Task instructions: Extract every line of the material that holds the string "subtitle".
[BEGIN]
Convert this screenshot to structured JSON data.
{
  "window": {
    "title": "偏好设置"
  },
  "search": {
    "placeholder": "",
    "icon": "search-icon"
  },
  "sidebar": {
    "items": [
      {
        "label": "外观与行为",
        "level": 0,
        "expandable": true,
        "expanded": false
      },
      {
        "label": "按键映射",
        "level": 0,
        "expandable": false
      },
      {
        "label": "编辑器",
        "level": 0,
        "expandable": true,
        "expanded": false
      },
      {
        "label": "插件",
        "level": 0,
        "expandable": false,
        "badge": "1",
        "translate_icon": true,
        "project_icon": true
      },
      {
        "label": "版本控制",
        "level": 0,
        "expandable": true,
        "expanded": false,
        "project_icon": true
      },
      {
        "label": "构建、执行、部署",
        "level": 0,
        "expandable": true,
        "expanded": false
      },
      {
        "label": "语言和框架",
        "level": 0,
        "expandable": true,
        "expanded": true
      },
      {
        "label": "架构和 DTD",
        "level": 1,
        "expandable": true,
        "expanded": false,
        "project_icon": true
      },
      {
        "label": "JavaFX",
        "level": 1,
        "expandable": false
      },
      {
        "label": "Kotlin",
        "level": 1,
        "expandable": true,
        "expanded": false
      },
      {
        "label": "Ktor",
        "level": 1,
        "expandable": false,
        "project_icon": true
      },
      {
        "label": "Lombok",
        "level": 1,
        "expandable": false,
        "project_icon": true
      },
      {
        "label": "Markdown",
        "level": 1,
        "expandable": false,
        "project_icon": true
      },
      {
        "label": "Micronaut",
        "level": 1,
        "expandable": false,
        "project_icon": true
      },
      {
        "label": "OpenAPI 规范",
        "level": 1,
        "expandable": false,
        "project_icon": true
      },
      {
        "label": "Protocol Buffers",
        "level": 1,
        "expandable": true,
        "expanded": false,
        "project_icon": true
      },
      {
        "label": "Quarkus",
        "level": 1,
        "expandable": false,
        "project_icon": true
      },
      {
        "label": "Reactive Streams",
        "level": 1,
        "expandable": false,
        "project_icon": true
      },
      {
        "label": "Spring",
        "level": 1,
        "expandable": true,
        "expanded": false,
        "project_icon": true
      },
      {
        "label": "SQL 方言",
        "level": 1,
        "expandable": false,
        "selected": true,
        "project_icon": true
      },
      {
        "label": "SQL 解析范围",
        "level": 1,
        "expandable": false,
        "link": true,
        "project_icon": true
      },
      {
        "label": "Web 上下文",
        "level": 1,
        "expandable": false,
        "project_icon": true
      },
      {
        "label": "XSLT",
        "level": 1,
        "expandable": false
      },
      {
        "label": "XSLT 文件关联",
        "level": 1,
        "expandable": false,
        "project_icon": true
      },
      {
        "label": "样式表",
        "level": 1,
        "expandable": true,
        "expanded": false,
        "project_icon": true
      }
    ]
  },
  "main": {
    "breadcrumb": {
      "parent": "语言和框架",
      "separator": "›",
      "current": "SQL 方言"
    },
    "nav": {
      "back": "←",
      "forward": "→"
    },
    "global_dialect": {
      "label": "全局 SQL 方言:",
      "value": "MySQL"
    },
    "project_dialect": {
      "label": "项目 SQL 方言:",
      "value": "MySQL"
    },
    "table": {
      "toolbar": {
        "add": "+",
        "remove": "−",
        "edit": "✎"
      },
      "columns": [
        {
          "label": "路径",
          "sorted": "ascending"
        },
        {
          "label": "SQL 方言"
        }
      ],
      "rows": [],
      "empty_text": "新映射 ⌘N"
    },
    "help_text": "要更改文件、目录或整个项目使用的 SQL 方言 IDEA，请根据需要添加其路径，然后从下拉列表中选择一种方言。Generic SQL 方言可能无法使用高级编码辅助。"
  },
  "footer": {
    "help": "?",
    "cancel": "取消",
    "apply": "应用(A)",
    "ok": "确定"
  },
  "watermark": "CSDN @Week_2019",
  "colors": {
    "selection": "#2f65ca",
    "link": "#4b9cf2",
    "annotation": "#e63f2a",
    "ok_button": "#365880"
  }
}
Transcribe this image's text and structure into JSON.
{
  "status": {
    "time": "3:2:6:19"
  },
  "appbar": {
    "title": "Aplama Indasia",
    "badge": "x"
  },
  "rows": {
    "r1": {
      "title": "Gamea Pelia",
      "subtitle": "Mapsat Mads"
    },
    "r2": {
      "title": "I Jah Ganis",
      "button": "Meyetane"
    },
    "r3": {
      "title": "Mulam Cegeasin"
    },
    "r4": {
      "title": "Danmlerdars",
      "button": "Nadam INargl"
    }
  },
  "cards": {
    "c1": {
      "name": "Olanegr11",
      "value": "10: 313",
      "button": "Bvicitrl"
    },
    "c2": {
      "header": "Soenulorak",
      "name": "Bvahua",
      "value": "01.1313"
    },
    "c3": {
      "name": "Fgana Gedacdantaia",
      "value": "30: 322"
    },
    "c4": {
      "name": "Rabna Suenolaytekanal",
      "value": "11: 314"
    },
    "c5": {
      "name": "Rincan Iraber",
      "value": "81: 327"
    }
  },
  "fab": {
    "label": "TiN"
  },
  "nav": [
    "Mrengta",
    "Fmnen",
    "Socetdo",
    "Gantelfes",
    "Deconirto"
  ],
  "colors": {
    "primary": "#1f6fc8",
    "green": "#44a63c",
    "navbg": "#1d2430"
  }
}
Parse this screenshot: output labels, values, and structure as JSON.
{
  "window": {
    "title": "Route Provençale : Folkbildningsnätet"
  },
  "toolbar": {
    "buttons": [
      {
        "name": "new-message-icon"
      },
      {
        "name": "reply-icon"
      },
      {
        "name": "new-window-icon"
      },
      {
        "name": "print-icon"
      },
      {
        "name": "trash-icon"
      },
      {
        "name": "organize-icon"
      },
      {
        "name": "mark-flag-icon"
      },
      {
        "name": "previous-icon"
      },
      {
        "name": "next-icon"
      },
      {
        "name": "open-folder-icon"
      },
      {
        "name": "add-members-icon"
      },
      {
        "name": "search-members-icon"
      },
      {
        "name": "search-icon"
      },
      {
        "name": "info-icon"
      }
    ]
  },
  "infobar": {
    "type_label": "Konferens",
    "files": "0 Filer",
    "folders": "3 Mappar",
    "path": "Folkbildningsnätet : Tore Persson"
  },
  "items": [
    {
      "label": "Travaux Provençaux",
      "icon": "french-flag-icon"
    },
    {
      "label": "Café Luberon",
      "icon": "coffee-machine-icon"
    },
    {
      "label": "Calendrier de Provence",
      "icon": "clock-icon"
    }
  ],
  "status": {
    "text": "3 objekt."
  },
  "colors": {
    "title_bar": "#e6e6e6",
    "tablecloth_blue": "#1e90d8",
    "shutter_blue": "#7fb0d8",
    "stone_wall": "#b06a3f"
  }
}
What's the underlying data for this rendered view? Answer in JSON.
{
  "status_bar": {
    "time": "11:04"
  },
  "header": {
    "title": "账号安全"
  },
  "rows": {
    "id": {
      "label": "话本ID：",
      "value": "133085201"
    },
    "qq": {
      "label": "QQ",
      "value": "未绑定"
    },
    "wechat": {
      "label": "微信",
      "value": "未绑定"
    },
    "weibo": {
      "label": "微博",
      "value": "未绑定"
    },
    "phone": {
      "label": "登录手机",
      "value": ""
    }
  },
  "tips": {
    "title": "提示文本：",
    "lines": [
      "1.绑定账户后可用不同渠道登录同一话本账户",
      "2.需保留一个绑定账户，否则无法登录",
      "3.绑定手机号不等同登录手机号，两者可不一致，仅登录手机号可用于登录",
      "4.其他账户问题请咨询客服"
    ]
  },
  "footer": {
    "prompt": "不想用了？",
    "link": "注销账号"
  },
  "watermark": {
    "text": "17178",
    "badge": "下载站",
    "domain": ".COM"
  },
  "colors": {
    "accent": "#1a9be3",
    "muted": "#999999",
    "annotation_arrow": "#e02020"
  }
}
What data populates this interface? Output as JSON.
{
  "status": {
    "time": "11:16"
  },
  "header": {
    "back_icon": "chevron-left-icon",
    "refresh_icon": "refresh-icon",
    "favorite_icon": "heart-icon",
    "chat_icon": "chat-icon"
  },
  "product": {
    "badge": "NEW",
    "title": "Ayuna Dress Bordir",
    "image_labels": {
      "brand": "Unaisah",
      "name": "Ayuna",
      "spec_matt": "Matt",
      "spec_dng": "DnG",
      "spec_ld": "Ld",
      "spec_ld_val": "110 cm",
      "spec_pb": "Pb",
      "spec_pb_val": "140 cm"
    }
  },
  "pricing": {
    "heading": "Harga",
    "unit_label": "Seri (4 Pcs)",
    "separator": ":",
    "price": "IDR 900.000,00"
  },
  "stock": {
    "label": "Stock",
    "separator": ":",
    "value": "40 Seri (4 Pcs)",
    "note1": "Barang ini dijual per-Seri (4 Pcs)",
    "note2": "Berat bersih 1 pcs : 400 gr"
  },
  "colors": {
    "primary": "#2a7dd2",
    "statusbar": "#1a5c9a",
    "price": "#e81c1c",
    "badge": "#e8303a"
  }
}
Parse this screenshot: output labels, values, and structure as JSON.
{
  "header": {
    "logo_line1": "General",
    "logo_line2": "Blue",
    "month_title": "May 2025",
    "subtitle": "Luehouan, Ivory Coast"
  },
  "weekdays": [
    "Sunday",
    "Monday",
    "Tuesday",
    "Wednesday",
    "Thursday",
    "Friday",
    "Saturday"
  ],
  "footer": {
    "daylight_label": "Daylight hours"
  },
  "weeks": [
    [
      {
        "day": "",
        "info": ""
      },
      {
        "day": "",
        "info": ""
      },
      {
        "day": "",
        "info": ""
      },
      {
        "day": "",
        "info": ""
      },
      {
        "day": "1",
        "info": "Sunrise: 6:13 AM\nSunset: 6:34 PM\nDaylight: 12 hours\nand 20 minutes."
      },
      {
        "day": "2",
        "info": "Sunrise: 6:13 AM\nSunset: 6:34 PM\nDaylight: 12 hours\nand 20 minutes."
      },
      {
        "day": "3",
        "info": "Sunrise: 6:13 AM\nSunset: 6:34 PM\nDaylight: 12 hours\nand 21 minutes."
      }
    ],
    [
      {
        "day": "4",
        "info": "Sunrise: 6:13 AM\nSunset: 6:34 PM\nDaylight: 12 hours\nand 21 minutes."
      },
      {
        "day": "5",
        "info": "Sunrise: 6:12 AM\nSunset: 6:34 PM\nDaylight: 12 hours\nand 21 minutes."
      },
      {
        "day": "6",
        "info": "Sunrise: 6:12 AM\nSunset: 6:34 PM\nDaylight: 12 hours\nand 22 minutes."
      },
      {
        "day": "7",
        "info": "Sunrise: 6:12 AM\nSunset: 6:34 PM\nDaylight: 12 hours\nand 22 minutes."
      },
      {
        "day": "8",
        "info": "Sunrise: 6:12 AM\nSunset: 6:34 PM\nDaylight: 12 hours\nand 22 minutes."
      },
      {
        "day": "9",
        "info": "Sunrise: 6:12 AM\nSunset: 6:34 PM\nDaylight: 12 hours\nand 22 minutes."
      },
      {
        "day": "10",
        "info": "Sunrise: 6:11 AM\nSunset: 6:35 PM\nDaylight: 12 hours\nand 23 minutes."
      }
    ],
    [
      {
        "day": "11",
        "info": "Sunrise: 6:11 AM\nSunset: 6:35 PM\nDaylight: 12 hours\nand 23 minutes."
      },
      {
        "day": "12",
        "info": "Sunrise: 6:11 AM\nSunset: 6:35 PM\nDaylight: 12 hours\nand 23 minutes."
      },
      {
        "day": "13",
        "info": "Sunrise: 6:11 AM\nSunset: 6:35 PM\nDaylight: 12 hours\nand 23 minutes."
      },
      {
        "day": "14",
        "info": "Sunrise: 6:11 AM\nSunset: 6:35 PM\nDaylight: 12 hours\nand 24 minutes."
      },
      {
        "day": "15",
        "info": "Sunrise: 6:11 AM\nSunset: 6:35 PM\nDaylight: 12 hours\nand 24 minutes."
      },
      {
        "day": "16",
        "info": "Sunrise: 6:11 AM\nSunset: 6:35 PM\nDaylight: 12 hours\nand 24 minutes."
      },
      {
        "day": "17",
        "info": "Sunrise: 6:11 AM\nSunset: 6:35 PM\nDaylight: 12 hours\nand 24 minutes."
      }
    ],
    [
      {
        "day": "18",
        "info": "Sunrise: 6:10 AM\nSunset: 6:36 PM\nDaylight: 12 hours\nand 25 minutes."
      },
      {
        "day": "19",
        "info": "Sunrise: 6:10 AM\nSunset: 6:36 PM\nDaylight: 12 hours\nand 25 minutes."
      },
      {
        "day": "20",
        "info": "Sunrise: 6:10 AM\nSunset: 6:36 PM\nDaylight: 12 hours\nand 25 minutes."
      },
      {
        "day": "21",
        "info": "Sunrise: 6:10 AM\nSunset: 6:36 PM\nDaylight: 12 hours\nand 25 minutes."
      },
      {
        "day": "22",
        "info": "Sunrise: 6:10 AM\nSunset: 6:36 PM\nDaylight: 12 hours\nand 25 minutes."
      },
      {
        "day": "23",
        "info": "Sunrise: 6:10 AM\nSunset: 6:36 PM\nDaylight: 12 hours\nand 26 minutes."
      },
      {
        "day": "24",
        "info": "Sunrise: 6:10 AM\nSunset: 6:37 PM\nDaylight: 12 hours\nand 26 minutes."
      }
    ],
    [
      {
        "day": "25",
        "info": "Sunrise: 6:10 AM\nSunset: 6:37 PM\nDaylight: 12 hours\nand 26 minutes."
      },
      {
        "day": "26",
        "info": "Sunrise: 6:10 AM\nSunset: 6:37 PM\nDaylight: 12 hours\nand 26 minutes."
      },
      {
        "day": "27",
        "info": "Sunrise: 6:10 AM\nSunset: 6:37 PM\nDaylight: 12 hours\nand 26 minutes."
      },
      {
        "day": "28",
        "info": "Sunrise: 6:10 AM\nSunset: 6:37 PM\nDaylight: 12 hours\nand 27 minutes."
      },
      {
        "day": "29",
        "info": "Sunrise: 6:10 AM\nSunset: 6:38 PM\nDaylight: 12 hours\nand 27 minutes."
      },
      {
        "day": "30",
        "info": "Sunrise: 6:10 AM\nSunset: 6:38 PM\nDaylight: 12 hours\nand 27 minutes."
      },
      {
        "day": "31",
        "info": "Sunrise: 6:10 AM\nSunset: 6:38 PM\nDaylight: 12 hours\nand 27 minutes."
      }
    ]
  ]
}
[END]
Final result:
      "subtitle": "Mapsat Mads"
    "subtitle": "Luehouan, Ivory Coast"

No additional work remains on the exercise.